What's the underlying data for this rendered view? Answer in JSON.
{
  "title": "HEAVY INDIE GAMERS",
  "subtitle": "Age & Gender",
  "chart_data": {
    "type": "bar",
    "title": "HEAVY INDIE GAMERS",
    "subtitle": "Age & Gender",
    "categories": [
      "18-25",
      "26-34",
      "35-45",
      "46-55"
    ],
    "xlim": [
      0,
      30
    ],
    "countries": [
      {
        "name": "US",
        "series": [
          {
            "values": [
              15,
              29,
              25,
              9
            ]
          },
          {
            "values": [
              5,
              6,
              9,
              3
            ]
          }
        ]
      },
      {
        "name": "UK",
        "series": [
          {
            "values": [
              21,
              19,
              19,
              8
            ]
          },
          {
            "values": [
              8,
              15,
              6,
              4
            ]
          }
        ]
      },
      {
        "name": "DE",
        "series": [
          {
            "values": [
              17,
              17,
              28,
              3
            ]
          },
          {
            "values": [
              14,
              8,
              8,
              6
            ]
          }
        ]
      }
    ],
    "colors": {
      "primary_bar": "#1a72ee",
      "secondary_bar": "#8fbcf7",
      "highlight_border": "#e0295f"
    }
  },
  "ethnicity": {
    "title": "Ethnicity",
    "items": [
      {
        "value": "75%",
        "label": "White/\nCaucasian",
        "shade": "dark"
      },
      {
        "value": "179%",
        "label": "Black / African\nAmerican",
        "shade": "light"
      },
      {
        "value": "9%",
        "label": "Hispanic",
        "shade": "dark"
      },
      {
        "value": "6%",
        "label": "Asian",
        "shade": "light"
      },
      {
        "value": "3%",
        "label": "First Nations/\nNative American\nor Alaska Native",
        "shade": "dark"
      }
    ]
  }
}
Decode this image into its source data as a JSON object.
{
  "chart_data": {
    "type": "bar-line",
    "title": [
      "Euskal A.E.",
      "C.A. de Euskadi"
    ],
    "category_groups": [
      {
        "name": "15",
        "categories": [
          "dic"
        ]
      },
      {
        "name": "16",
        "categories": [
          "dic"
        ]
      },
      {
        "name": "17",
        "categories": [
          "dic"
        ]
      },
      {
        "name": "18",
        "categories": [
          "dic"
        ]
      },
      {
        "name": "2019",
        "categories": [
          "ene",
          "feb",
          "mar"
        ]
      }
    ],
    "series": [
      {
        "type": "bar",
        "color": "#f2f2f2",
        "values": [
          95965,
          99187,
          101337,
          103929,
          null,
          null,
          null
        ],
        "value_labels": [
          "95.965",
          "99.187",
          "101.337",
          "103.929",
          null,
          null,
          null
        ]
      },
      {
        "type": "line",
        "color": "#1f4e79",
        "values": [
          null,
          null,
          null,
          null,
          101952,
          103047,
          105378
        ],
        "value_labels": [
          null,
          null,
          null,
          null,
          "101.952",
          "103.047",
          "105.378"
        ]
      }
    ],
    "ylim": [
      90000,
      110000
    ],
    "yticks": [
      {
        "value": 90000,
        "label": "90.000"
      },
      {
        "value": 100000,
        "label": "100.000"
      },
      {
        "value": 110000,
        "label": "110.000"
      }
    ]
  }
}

====

**What to produce:** Transcribe the material above word for word.

**Response to the exercise:**
What's the underlying data for this rendered view? Answer in JSON.
{
  "title": "HEAVY INDIE GAMERS",
  "subtitle": "Age & Gender",
  "chart_data": {
    "type": "bar",
    "title": "HEAVY INDIE GAMERS",
    "subtitle": "Age & Gender",
    "categories": [
      "18-25",
      "26-34",
      "35-45",
      "46-55"
    ],
    "xlim": [
      0,
      30
    ],
    "countries": [
      {
        "name": "US",
        "series": [
          {
            "values": [
              15,
              29,
              25,
              9
            ]
          },
          {
            "values": [
              5,
              6,
              9,
              3
            ]
          }
        ]
      },
      {
        "name": "UK",
        "series": [
          {
            "values": [
              21,
              19,
              19,
              8
            ]
          },
          {
            "values": [
              8,
              15,
              6,
              4
            ]
          }
        ]
      },
      {
        "name": "DE",
        "series": [
          {
            "values": [
              17,
              17,
              28,
              3
            ]
          },
          {
            "values": [
              14,
              8,
              8,
              6
            ]
          }
        ]
      }
    ],
    "colors": {
      "primary_bar": "#1a72ee",
      "secondary_bar": "#8fbcf7",
      "highlight_border": "#e0295f"
    }
  },
  "ethnicity": {
    "title": "Ethnicity",
    "items": [
      {
        "value": "75%",
        "label": "White/\nCaucasian",
        "shade": "dark"
      },
      {
        "value": "179%",
        "label": "Black / African\nAmerican",
        "shade": "light"
      },
      {
        "value": "9%",
        "label": "Hispanic",
        "shade": "dark"
      },
      {
        "value": "6%",
        "label": "Asian",
        "shade": "light"
      },
      {
        "value": "3%",
        "label": "First Nations/\nNative American\nor Alaska Native",
        "shade": "dark"
      }
    ]
  }
}
Decode this image into its source data as a JSON object.
{
  "chart_data": {
    "type": "bar-line",
    "title": [
      "Euskal A.E.",
      "C.A. de Euskadi"
    ],
    "category_groups": [
      {
        "name": "15",
        "categories": [
          "dic"
        ]
      },
      {
        "name": "16",
        "categories": [
          "dic"
        ]
      },
      {
        "name": "17",
        "categories": [
          "dic"
        ]
      },
      {
        "name": "18",
        "categories": [
          "dic"
        ]
      },
      {
        "name": "2019",
        "categories": [
          "ene",
          "feb",
          "mar"
        ]
      }
    ],
    "series": [
      {
        "type": "bar",
        "color": "#f2f2f2",
        "values": [
          95965,
          99187,
          101337,
          103929,
          null,
          null,
          null
        ],
        "value_labels": [
          "95.965",
          "99.187",
          "101.337",
          "103.929",
          null,
          null,
          null
        ]
      },
      {
        "type": "line",
        "color": "#1f4e79",
        "values": [
          null,
          null,
          null,
          null,
          101952,
          103047,
          105378
        ],
        "value_labels": [
          null,
          null,
          null,
          null,
          "101.952",
          "103.047",
          "105.378"
        ]
      }
    ],
    "ylim": [
      90000,
      110000
    ],
    "yticks": [
      {
        "value": 90000,
        "label": "90.000"
      },
      {
        "value": 100000,
        "label": "100.000"
      },
      {
        "value": 110000,
        "label": "110.000"
      }
    ]
  }
}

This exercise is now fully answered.